** START OF MATERIAL FOR THIS EXERCISE **

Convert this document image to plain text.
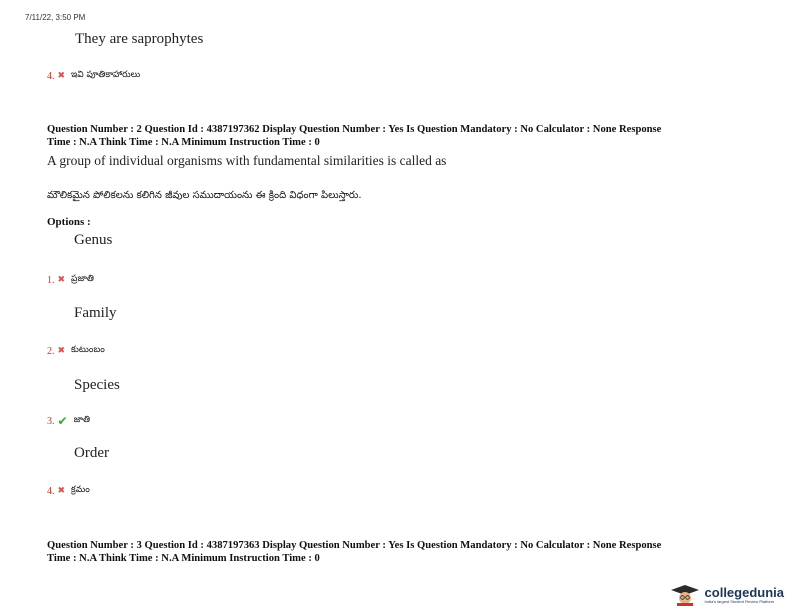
7/11/22, 3:50 PM
They are saprophytes
4. ✖ ఇవి పూతికాహారులు
Question Number : 2 Question Id : 4387197362 Display Question Number : Yes Is Question Mandatory : No Calculator : None Response
Time : N.A Think Time : N.A Minimum Instruction Time : 0
A group of individual organisms with fundamental similarities is called as
మౌలికమైన పోలికలను కలిగిన జీవుల సముదాయంను ఈ క్రింది విధంగా పిలుస్తారు.
Options :
Genus
1. ✖ ప్రజాతి
Family
2. ✖ కుటుంబం
Species
3. ✔ జాతి
Order
4. ✖ క్రమం
Question Number : 3 Question Id : 4387197363 Display Question Number : Yes Is Question Mandatory : No Calculator : None Response
Time : N.A Think Time : N.A Minimum Instruction Time : 0
collegedunia
India's largest Student Review Platform
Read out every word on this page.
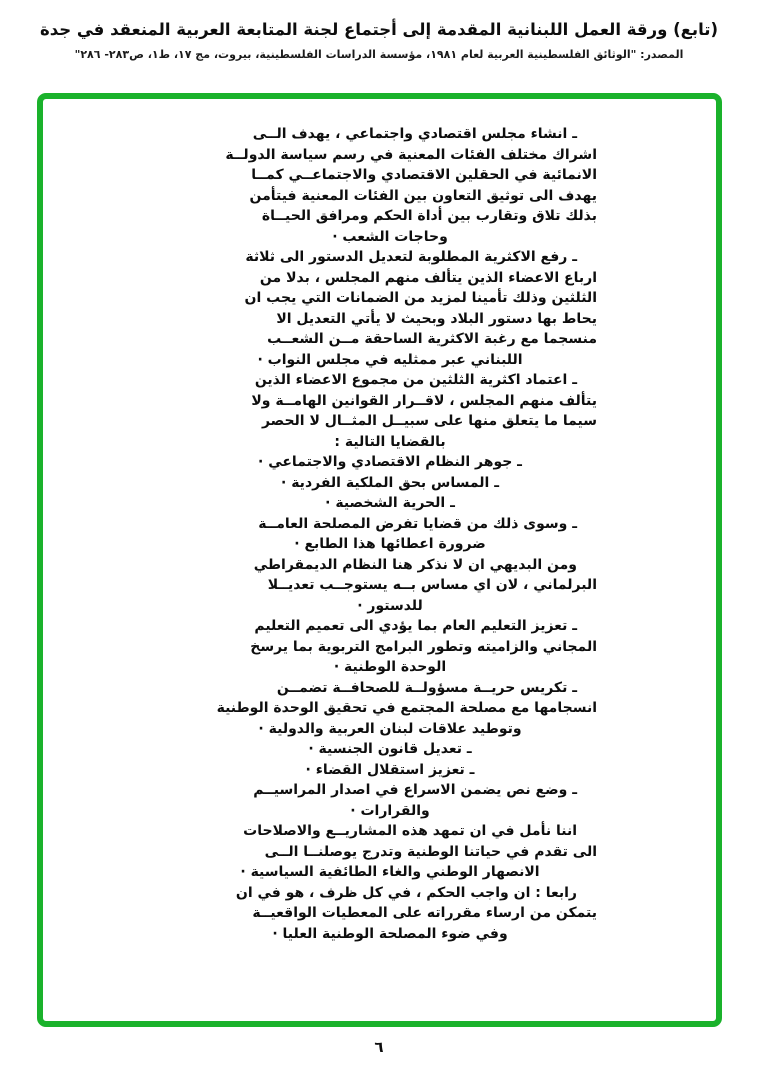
(تابع) ورقة العمل اللبنانية المقدمة إلى أجتماع لجنة المتابعة العربية المنعقد في جدة
المصدر: "الوثائق الفلسطينية العربية لعام ١٩٨١، مؤسسة الدراسات الفلسطينية، بيروت، مج ١٧، ط١، ص٢٨٣- ٢٨٦"
ـ انشاء مجلس اقتصادي واجتماعي ، يهدف الــى
اشراك مختلف الفئات المعنية في رسم سياسة الدولــة
الانمائية في الحقلين الاقتصادي والاجتماعــي كمــا
يهدف الى توثيق التعاون بين الفئات المعنية فيتأمن
بذلك تلاق وتقارب بين أداة الحكم ومرافق الحيــاة
وحاجات الشعب ·
ـ رفع الاكثرية المطلوبة لتعديل الدستور الى ثلاثة
ارباع الاعضاء الذين يتألف منهم المجلس ، بدلا من
الثلثين وذلك تأمينا لمزيد من الضمانات التي يجب ان
يحاط بها دستور البلاد وبحيث لا يأتي التعديل الا
منسجما مع رغبة الاكثرية الساحقة مــن الشعــب
اللبناني عبر ممثليه في مجلس النواب ·
ـ اعتماد اكثرية الثلثين من مجموع الاعضاء الذين
يتألف منهم المجلس ، لاقــرار القوانين الهامــة ولا
سيما ما يتعلق منها على سبيــل المثــال لا الحصر
بالقضايا التالية :
ـ جوهر النظام الاقتصادي والاجتماعي ·
ـ المساس بحق الملكية الفردية ·
ـ الحرية الشخصية ·
ـ وسوى ذلك من قضايا تفرض المصلحة العامــة
ضرورة اعطائها هذا الطابع ·
ومن البديهي ان لا نذكر هنا النظام الديمقراطي
البرلماني ، لان اي مساس بــه يستوجــب تعديــلا
للدستور ·
ـ تعزيز التعليم العام بما يؤدي الى تعميم التعليم
المجاني والزاميته وتطور البرامج التربوية بما يرسخ
الوحدة الوطنية ·
ـ تكريس حريــة مسؤولــة للصحافــة تضمــن
انسجامها مع مصلحة المجتمع في تحقيق الوحدة الوطنية
وتوطيد علاقات لبنان العربية والدولية ·
ـ تعديل قانون الجنسية ·
ـ تعزيز استقلال القضاء ·
ـ وضع نص يضمن الاسراع في اصدار المراسيــم
والقرارات ·
اننا نأمل في ان تمهد هذه المشاريــع والاصلاحات
الى تقدم في حياتنا الوطنية وتدرج يوصلنــا الــى
الانصهار الوطني والغاء الطائفية السياسية ·
رابعا : ان واجب الحكم ، في كل ظرف ، هو في ان
يتمكن من ارساء مقرراته على المعطيات الواقعيــة
وفي ضوء المصلحة الوطنية العليا ·
٦
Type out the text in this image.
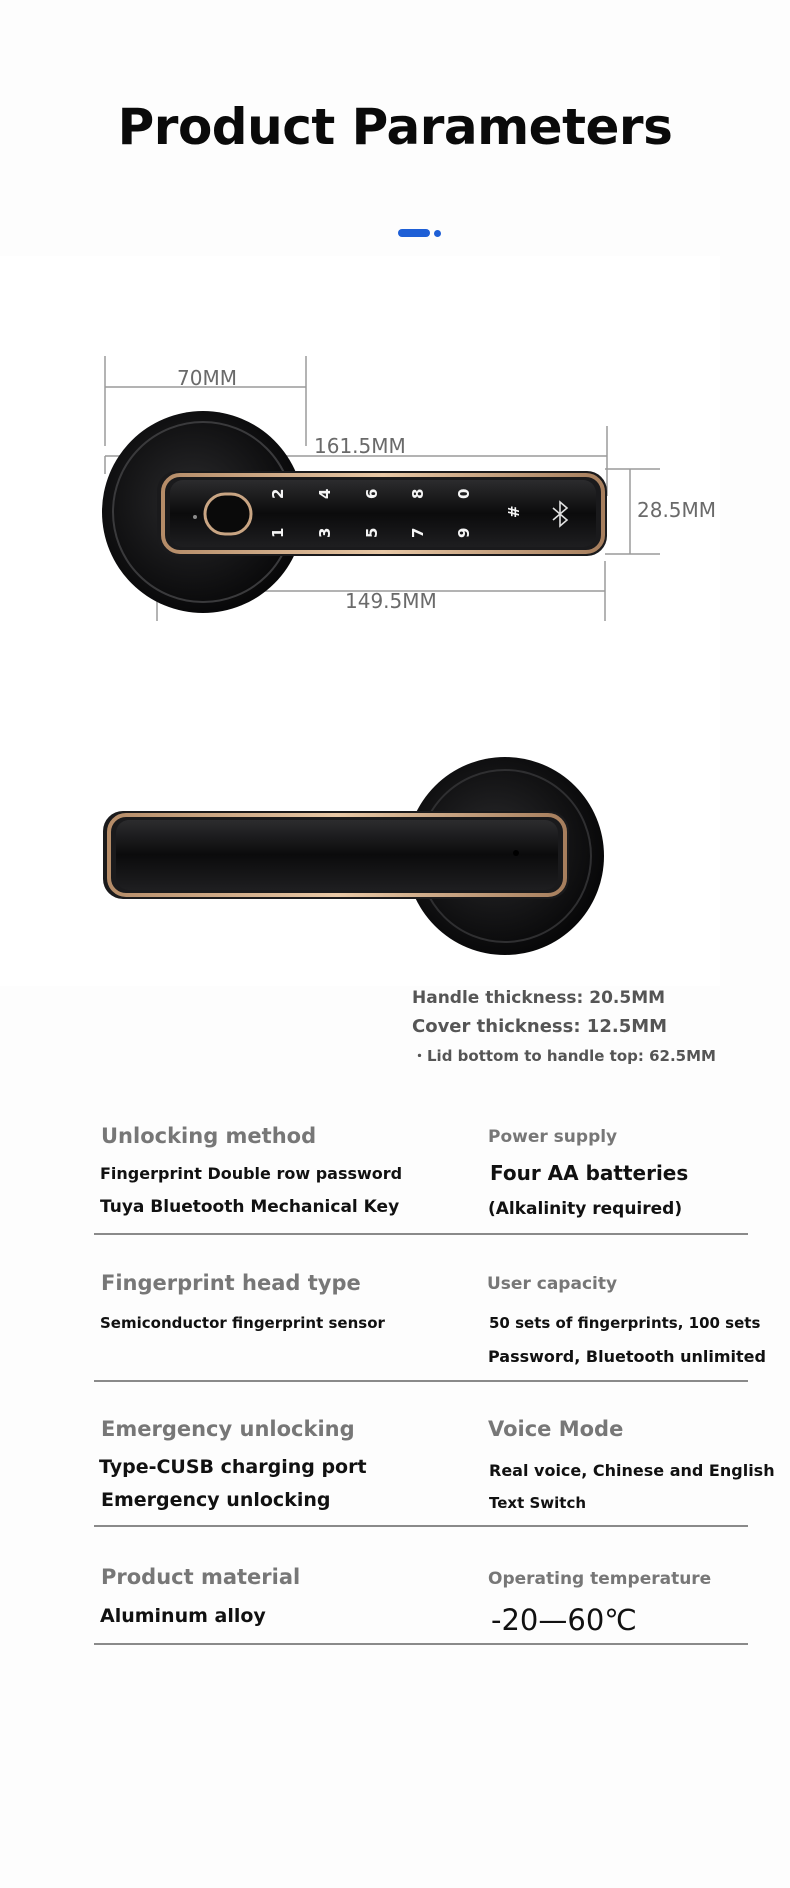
Product Parameters
2 4 6 8 0
1 3 5 7 9
#
70MM
161.5MM
28.5MM
149.5MM
Handle thickness: 20.5MM
Cover thickness: 12.5MM
・Lid bottom to handle top: 62.5MM
Unlocking method
Fingerprint Double row password
Tuya Bluetooth Mechanical Key
Power supply
Four AA batteries
(Alkalinity required)
Fingerprint head type
Semiconductor fingerprint sensor
User capacity
50 sets of fingerprints, 100 sets
Password, Bluetooth unlimited
Emergency unlocking
Type-CUSB charging port
Emergency unlocking
Voice Mode
Real voice, Chinese and English
Text Switch
Product material
Aluminum alloy
Operating temperature
-20—60℃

** END OF MATERIAL FOR THIS EXERCISE **

- GOAL
Quote, without alteration, the lines running from the line containing "Type out the text in this image." to the last line of the entries, and include no pictures.

- TASK OUTPUT
Type out the text in this image.
Product Parameters
2 4 6 8 0
1 3 5 7 9
#
70MM
161.5MM
28.5MM
149.5MM
Handle thickness: 20.5MM
Cover thickness: 12.5MM
・Lid bottom to handle top: 62.5MM
Unlocking method
Fingerprint Double row password
Tuya Bluetooth Mechanical Key
Power supply
Four AA batteries
(Alkalinity required)
Fingerprint head type
Semiconductor fingerprint sensor
User capacity
50 sets of fingerprints, 100 sets
Password, Bluetooth unlimited
Emergency unlocking
Type-CUSB charging port
Emergency unlocking
Voice Mode
Real voice, Chinese and English
Text Switch
Product material
Aluminum alloy
Operating temperature
-20—60℃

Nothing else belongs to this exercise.